» Listed records
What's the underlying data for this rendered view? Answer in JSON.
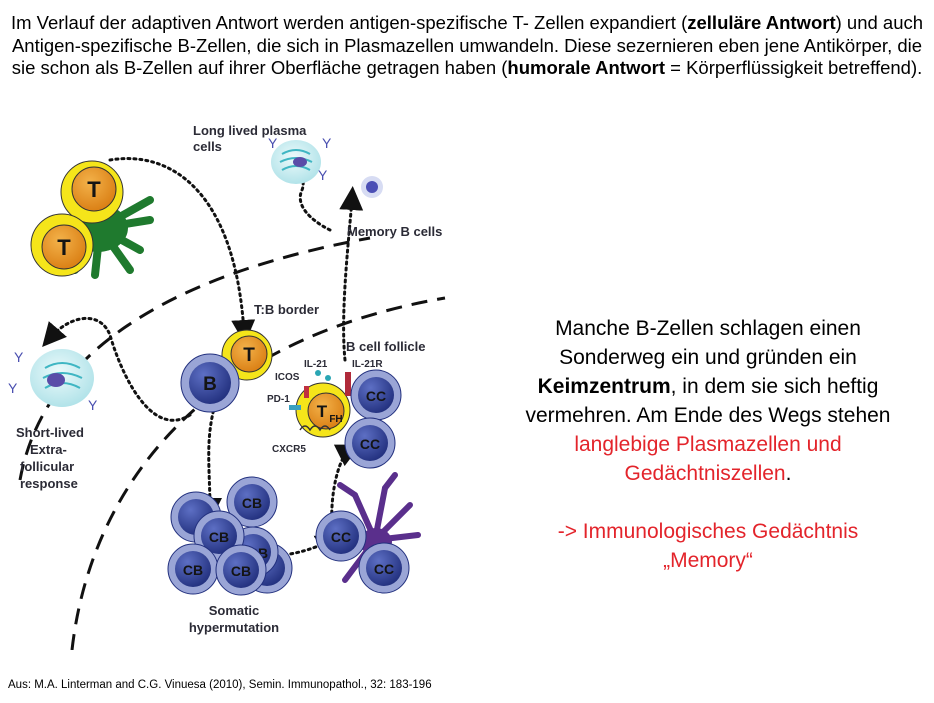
{
  "intro": {
    "part1": "Im Verlauf der adaptiven Antwort werden antigen-spezifische T- Zellen expandiert (",
    "bold1": "zelluläre Antwort",
    "part2": ") und auch Antigen-spezifische B-Zellen, die sich in Plasmazellen umwandeln. Diese sezernieren eben jene Antikörper, die sie schon als B-Zellen auf ihrer Oberfläche getragen haben (",
    "bold2": "humorale Antwort",
    "part3": " = Körperflüssigkeit betreffend)."
  },
  "figure": {
    "labels": {
      "long_lived_1": "Long lived plasma",
      "long_lived_2": "cells",
      "memory_b": "Memory B cells",
      "tb_border": "T:B border",
      "b_follicle": "B cell follicle",
      "il21": "IL-21",
      "il21r": "IL-21R",
      "icos": "ICOS",
      "pd1": "PD-1",
      "cxcr5": "CXCR5",
      "short_1": "Short-lived",
      "short_2": "Extra-",
      "short_3": "follicular",
      "short_4": "response",
      "somatic_1": "Somatic",
      "somatic_2": "hypermutation"
    },
    "cells": {
      "t": "T",
      "b": "B",
      "tfh": "T",
      "tfh_sub": "FH",
      "cc": "CC",
      "cb": "CB"
    }
  },
  "side": {
    "line1": "Manche B-Zellen schlagen einen",
    "line2": "Sonderweg ein und gründen ein",
    "bold": "Keimzentrum",
    "line3_rest": ", in dem sie sich heftig",
    "line4": "vermehren. Am Ende des Wegs stehen",
    "red1": "langlebige Plasmazellen und",
    "red2": "Gedächtniszellen",
    "dot": ".",
    "red3": "-> Immunologisches Gedächtnis",
    "red4": "„Memory“"
  },
  "source": "Aus: M.A. Linterman and C.G. Vinuesa (2010), Semin. Immunopathol., 32: 183-196",
  "colors": {
    "t_cell_outer": "#f5e51a",
    "t_cell_inner": "#e8901e",
    "b_cell": "#3a4aa0",
    "b_cell_ring": "#9aa5d6",
    "dendritic_green": "#1f7a2e",
    "fdc_purple": "#5a2f8c",
    "plasma_cyan": "#bde8ec",
    "red_text": "#e3242b"
  }
}
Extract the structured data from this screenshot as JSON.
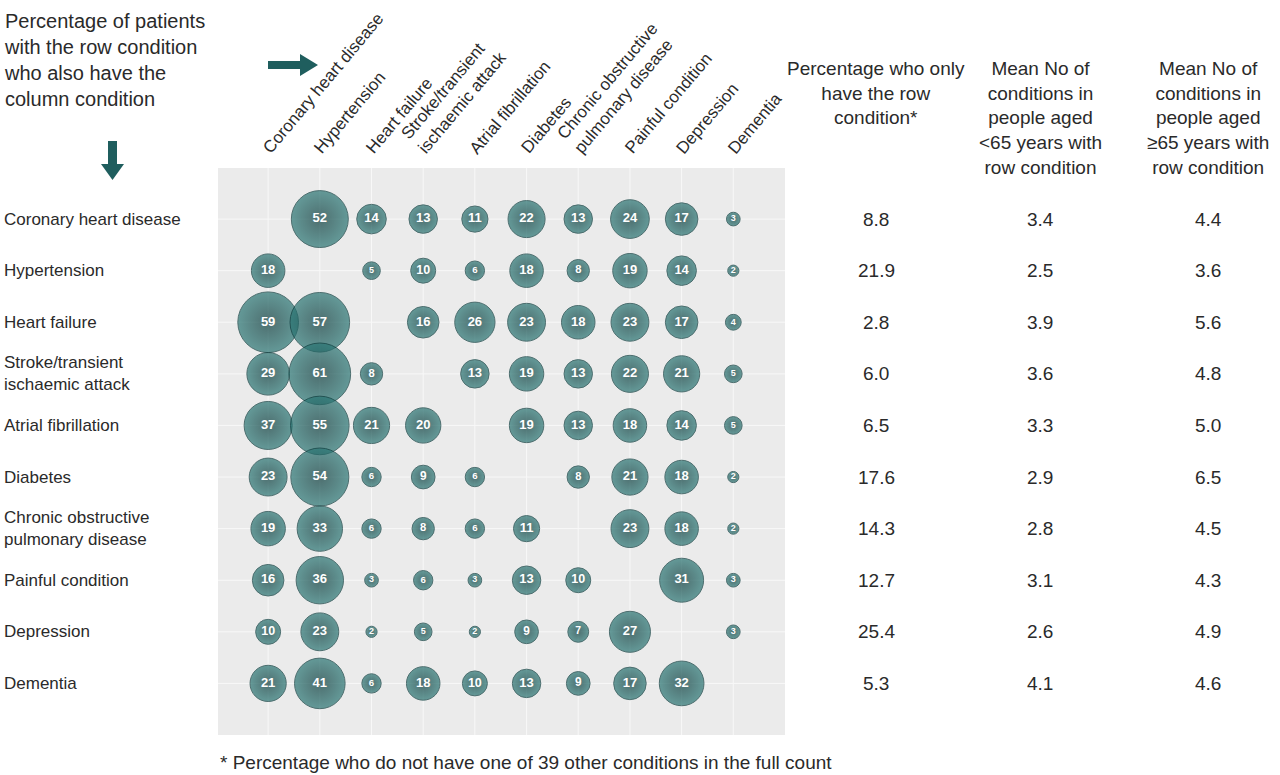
{
  "chart_data": {
    "type": "bubble_matrix",
    "title": [
      "Percentage of patients",
      "with the row condition",
      "who also have the",
      "column condition"
    ],
    "columns": [
      "Coronary heart disease",
      "Hypertension",
      "Heart failure",
      "Stroke/transient ischaemic attack",
      "Atrial fibrillation",
      "Diabetes",
      "Chronic obstructive pulmonary disease",
      "Painful condition",
      "Depression",
      "Dementia"
    ],
    "rows": [
      "Coronary heart disease",
      "Hypertension",
      "Heart failure",
      "Stroke/transient ischaemic attack",
      "Atrial fibrillation",
      "Diabetes",
      "Chronic obstructive pulmonary disease",
      "Painful condition",
      "Depression",
      "Dementia"
    ],
    "values": [
      [
        null,
        52,
        14,
        13,
        11,
        22,
        13,
        24,
        17,
        3
      ],
      [
        18,
        null,
        5,
        10,
        6,
        18,
        8,
        19,
        14,
        2
      ],
      [
        59,
        57,
        null,
        16,
        26,
        23,
        18,
        23,
        17,
        4
      ],
      [
        29,
        61,
        8,
        null,
        13,
        19,
        13,
        22,
        21,
        5
      ],
      [
        37,
        55,
        21,
        20,
        null,
        19,
        13,
        18,
        14,
        5
      ],
      [
        23,
        54,
        6,
        9,
        6,
        null,
        8,
        21,
        18,
        2
      ],
      [
        19,
        33,
        6,
        8,
        6,
        11,
        null,
        23,
        18,
        2
      ],
      [
        16,
        36,
        3,
        6,
        3,
        13,
        10,
        null,
        31,
        3
      ],
      [
        10,
        23,
        2,
        5,
        2,
        9,
        7,
        27,
        null,
        3
      ],
      [
        21,
        41,
        6,
        18,
        10,
        13,
        9,
        17,
        32,
        null
      ]
    ],
    "data_labels": true,
    "color": "#2b7775",
    "table": {
      "columns": [
        {
          "header": [
            "Percentage who only",
            "have the row",
            "condition*"
          ],
          "values": [
            "8.8",
            "21.9",
            "2.8",
            "6.0",
            "6.5",
            "17.6",
            "14.3",
            "12.7",
            "25.4",
            "5.3"
          ]
        },
        {
          "header": [
            "Mean No of",
            "conditions in",
            "people aged",
            "<65 years with",
            "row condition"
          ],
          "values": [
            "3.4",
            "2.5",
            "3.9",
            "3.6",
            "3.3",
            "2.9",
            "2.8",
            "3.1",
            "2.6",
            "4.1"
          ]
        },
        {
          "header": [
            "Mean No of",
            "conditions in",
            "people aged",
            "≥65 years with",
            "row condition"
          ],
          "values": [
            "4.4",
            "3.6",
            "5.6",
            "4.8",
            "5.0",
            "6.5",
            "4.5",
            "4.3",
            "4.9",
            "4.6"
          ]
        }
      ]
    },
    "footnote": "* Percentage who do not have one of 39 other conditions in the full count"
  }
}
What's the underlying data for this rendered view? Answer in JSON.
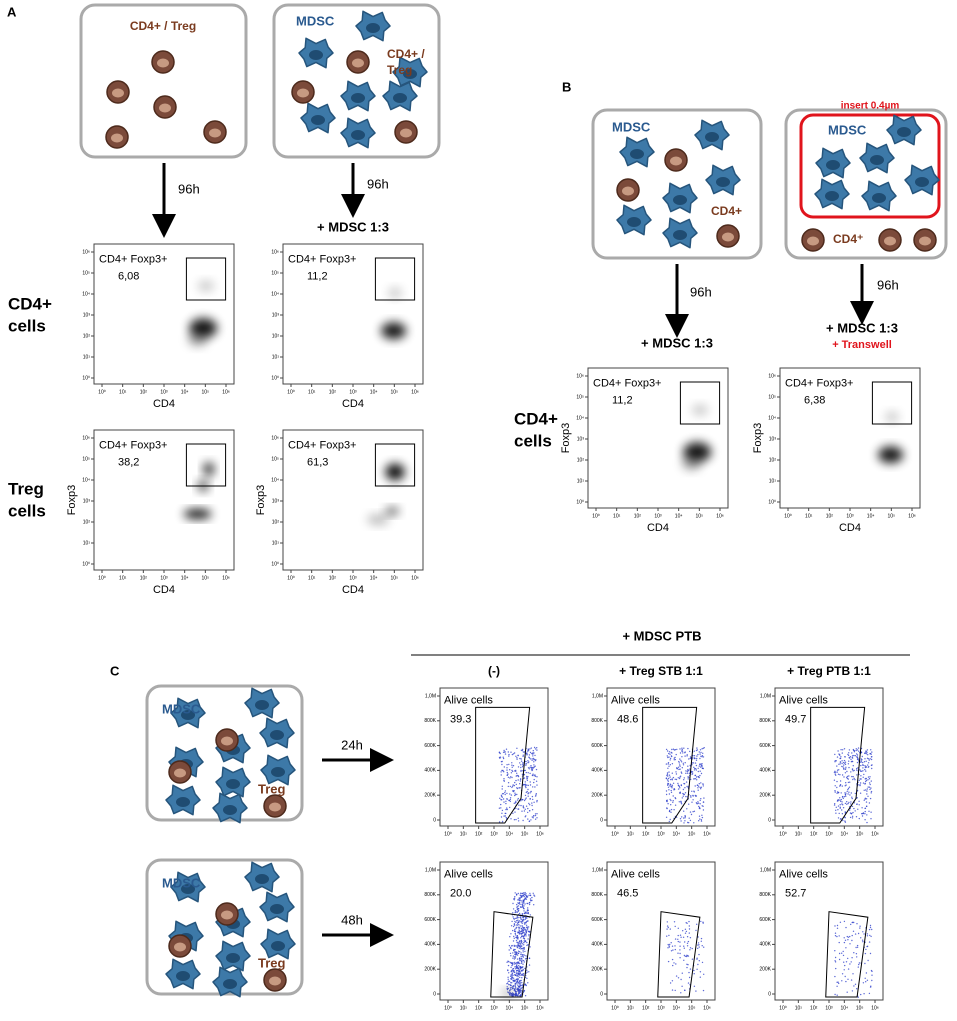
{
  "panel_labels": [
    "A",
    "B",
    "C"
  ],
  "log_ticks": [
    "10⁰",
    "10¹",
    "10²",
    "10³",
    "10⁴",
    "10⁵",
    "10⁶"
  ],
  "count_ticks": [
    "0",
    "200K",
    "400K",
    "600K",
    "800K",
    "1,0M"
  ],
  "panel_a": {
    "boxes": [
      {
        "labels": [
          "CD4+ / Treg"
        ]
      },
      {
        "labels": [
          "MDSC",
          "CD4+ /",
          "Treg"
        ]
      }
    ],
    "arrows": [
      "96h",
      "96h"
    ],
    "condition": "+ MDSC 1:3",
    "rows": [
      [
        "CD4+",
        "cells"
      ],
      [
        "Treg",
        "cells"
      ]
    ],
    "plots": [
      {
        "gate": "CD4+ Foxp3+",
        "value": "6,08",
        "x_label": "CD4"
      },
      {
        "gate": "CD4+ Foxp3+",
        "value": "11,2",
        "x_label": "CD4"
      },
      {
        "gate": "CD4+ Foxp3+",
        "value": "38,2",
        "x_label": "CD4",
        "y_label": "Foxp3"
      },
      {
        "gate": "CD4+ Foxp3+",
        "value": "61,3",
        "x_label": "CD4",
        "y_label": "Foxp3"
      }
    ]
  },
  "panel_b": {
    "boxes": [
      {
        "labels": [
          "MDSC",
          "CD4+"
        ]
      },
      {
        "insert": "insert 0.4µm",
        "labels": [
          "MDSC",
          "CD4⁺"
        ]
      }
    ],
    "arrows": [
      "96h",
      "96h"
    ],
    "conditions": [
      "+ MDSC 1:3",
      "+ MDSC 1:3"
    ],
    "transwell": "+ Transwell",
    "row": [
      "CD4+",
      "cells"
    ],
    "plots": [
      {
        "gate": "CD4+ Foxp3+",
        "value": "11,2",
        "x_label": "CD4",
        "y_label": "Foxp3"
      },
      {
        "gate": "CD4+ Foxp3+",
        "value": "6,38",
        "x_label": "CD4",
        "y_label": "Foxp3"
      }
    ]
  },
  "panel_c": {
    "header": "+ MDSC PTB",
    "columns": [
      "(-)",
      "+ Treg STB 1:1",
      "+ Treg PTB 1:1"
    ],
    "boxes": [
      {
        "labels": [
          "MDSC",
          "Treg"
        ]
      },
      {
        "labels": [
          "MDSC",
          "Treg"
        ]
      }
    ],
    "arrows": [
      "24h",
      "48h"
    ],
    "plots": [
      {
        "gate": "Alive cells",
        "value": "39.3"
      },
      {
        "gate": "Alive cells",
        "value": "48.6"
      },
      {
        "gate": "Alive cells",
        "value": "49.7"
      },
      {
        "gate": "Alive cells",
        "value": "20.0"
      },
      {
        "gate": "Alive cells",
        "value": "46.5"
      },
      {
        "gate": "Alive cells",
        "value": "52.7"
      }
    ]
  }
}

» Exercise directions
Go through the entries above and count the lines containing "spezifische". Give the number only.

» Completed exercise
2